Task
Each line containing the word "title" must be collected.

Data supplied
--- --- ---
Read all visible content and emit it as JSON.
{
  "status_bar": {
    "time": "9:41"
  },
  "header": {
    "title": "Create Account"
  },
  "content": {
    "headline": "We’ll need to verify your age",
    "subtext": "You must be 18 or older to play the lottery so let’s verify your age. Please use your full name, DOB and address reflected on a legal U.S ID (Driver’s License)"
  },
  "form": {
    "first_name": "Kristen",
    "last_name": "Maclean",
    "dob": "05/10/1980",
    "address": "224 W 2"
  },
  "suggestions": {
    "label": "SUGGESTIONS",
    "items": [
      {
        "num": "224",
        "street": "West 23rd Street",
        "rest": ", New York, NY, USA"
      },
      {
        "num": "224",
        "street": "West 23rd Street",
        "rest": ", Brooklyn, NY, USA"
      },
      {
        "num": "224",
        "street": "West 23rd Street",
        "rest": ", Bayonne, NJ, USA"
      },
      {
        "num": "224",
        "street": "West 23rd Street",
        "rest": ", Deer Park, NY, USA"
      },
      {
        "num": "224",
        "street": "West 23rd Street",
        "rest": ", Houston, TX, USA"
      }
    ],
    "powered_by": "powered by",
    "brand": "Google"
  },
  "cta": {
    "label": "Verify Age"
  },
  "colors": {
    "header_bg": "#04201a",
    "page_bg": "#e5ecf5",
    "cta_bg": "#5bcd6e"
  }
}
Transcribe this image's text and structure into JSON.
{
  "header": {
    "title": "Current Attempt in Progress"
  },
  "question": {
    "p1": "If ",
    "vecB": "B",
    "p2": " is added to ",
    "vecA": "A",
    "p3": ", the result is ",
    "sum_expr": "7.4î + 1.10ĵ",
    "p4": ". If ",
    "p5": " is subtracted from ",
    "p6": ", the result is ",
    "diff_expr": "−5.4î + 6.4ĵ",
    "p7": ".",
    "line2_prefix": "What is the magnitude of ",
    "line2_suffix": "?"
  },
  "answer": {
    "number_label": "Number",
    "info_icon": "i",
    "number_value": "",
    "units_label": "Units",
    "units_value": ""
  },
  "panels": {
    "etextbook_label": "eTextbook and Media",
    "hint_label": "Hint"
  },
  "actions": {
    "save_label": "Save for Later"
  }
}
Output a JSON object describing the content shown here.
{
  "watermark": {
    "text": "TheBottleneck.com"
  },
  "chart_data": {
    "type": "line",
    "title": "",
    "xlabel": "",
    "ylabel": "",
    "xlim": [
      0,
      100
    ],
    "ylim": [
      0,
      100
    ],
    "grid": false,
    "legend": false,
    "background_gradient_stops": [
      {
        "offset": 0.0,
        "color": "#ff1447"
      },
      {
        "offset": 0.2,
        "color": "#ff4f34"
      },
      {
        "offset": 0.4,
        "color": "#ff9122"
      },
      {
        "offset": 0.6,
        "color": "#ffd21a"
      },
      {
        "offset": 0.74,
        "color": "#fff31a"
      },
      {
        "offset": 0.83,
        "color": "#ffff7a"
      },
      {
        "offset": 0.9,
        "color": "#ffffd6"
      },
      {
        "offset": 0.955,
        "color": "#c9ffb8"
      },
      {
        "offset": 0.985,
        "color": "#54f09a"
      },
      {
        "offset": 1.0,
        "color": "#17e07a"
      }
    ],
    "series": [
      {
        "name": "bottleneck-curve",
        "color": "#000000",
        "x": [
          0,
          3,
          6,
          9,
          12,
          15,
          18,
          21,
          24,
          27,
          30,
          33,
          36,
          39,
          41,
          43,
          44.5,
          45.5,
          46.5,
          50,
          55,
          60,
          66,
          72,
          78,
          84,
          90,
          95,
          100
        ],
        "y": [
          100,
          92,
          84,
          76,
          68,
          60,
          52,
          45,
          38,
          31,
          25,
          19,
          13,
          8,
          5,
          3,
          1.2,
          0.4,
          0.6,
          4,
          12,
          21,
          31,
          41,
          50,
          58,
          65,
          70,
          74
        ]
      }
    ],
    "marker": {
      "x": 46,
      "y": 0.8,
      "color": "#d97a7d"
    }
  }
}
--- --- ---
Task result
    "title": "Create Account"
    "title": "Current Attempt in Progress"
    "title": "",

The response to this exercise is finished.